RECORDS SUPPLIED:
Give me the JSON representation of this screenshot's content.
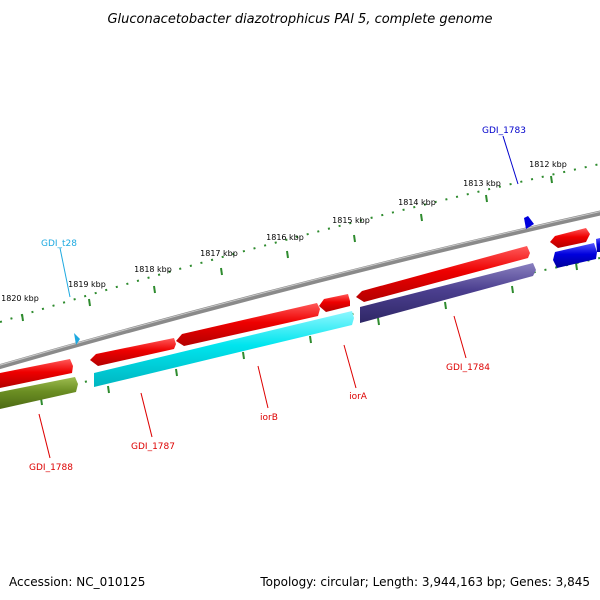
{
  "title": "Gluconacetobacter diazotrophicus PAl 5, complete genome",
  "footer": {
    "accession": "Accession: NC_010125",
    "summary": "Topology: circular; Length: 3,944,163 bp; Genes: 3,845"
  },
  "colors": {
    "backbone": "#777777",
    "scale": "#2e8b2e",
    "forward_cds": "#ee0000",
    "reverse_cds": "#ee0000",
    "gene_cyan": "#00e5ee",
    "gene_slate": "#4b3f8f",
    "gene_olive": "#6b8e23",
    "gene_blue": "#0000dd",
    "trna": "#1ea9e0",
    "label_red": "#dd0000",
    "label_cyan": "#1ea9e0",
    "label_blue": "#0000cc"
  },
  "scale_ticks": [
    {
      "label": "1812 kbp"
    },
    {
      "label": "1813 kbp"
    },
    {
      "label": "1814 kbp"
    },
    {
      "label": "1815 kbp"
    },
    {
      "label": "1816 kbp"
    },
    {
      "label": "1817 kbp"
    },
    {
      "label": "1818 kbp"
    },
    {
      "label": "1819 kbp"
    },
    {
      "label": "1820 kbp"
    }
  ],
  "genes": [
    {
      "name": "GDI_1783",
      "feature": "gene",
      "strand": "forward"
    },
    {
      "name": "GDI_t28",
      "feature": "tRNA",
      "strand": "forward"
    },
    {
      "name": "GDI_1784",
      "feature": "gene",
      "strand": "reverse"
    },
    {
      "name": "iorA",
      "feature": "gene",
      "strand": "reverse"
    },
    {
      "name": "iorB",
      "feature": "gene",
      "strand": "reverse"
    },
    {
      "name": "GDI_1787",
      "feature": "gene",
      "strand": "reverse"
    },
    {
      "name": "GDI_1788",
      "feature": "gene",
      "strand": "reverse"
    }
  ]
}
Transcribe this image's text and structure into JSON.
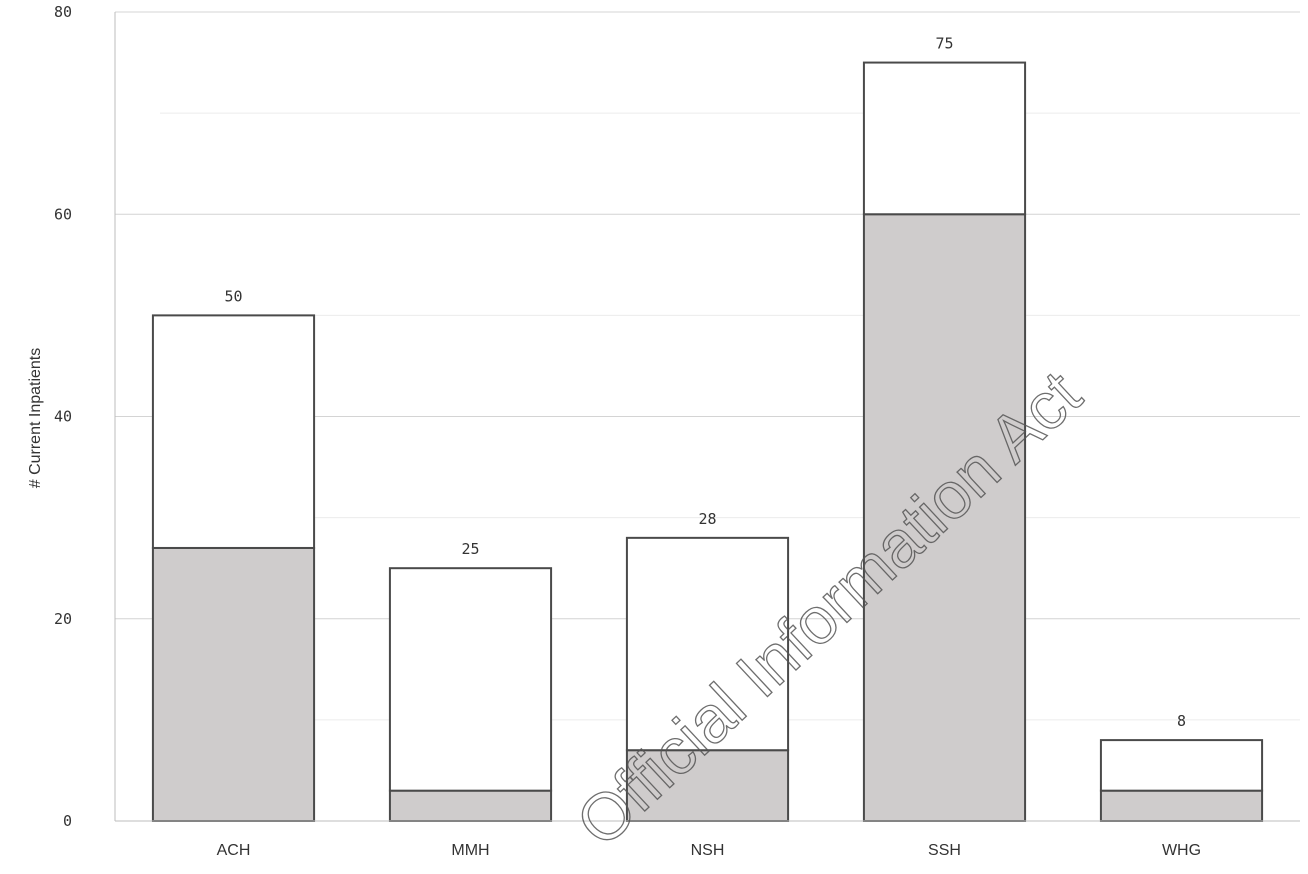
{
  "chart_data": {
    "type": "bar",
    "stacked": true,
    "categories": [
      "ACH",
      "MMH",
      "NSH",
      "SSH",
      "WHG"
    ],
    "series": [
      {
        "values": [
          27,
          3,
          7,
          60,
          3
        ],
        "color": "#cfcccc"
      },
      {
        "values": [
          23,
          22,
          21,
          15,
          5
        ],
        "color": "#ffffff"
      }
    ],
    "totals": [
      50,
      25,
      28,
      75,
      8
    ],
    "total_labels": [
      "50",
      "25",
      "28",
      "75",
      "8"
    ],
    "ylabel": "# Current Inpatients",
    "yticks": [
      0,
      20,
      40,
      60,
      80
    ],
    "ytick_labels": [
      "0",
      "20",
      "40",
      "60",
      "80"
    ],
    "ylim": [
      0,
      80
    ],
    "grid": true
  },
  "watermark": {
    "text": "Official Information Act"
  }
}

BRIEF:
In the records above, find the line containing "Transcribe this image's", then please restate it and each line after it word for word, pictures excluded.

EXERCISE ANSWER:
Transcribe this image's text and structure into JSON.
{
  "chart_data": {
    "type": "bar",
    "stacked": true,
    "categories": [
      "ACH",
      "MMH",
      "NSH",
      "SSH",
      "WHG"
    ],
    "series": [
      {
        "values": [
          27,
          3,
          7,
          60,
          3
        ],
        "color": "#cfcccc"
      },
      {
        "values": [
          23,
          22,
          21,
          15,
          5
        ],
        "color": "#ffffff"
      }
    ],
    "totals": [
      50,
      25,
      28,
      75,
      8
    ],
    "total_labels": [
      "50",
      "25",
      "28",
      "75",
      "8"
    ],
    "ylabel": "# Current Inpatients",
    "yticks": [
      0,
      20,
      40,
      60,
      80
    ],
    "ytick_labels": [
      "0",
      "20",
      "40",
      "60",
      "80"
    ],
    "ylim": [
      0,
      80
    ],
    "grid": true
  },
  "watermark": {
    "text": "Official Information Act"
  }
}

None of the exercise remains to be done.